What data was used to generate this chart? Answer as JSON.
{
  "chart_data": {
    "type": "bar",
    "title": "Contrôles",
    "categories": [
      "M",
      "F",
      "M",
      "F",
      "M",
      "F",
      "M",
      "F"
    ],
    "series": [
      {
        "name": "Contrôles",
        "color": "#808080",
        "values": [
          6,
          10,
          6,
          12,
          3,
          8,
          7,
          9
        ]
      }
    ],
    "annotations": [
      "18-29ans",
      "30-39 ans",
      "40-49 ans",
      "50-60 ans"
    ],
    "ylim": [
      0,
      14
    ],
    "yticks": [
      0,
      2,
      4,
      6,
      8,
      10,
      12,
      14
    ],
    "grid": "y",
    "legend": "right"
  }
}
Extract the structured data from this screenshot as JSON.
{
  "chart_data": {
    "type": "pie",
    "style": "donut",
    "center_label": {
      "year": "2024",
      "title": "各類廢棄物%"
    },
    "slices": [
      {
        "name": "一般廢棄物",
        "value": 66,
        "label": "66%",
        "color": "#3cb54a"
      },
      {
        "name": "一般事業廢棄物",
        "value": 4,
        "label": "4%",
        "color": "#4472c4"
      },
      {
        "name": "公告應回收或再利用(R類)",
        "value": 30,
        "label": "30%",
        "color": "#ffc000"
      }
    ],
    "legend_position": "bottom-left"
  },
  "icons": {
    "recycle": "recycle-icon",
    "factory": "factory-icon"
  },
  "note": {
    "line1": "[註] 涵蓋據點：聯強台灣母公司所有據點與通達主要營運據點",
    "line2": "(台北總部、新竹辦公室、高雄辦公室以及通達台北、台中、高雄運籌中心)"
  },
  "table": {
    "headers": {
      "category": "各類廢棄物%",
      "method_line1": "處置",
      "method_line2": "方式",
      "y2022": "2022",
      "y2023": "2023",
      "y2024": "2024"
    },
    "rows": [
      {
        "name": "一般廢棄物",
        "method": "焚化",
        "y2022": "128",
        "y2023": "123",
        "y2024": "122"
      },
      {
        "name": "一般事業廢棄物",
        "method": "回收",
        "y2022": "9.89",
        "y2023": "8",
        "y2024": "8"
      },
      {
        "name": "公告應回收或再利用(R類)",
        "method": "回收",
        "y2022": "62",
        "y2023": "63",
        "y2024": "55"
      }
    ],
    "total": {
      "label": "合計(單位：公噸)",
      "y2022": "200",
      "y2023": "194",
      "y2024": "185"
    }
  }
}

--

Instructions to follow » How many lines of the entries above hold the string "this"? Reply with the number alone.

Final result » 2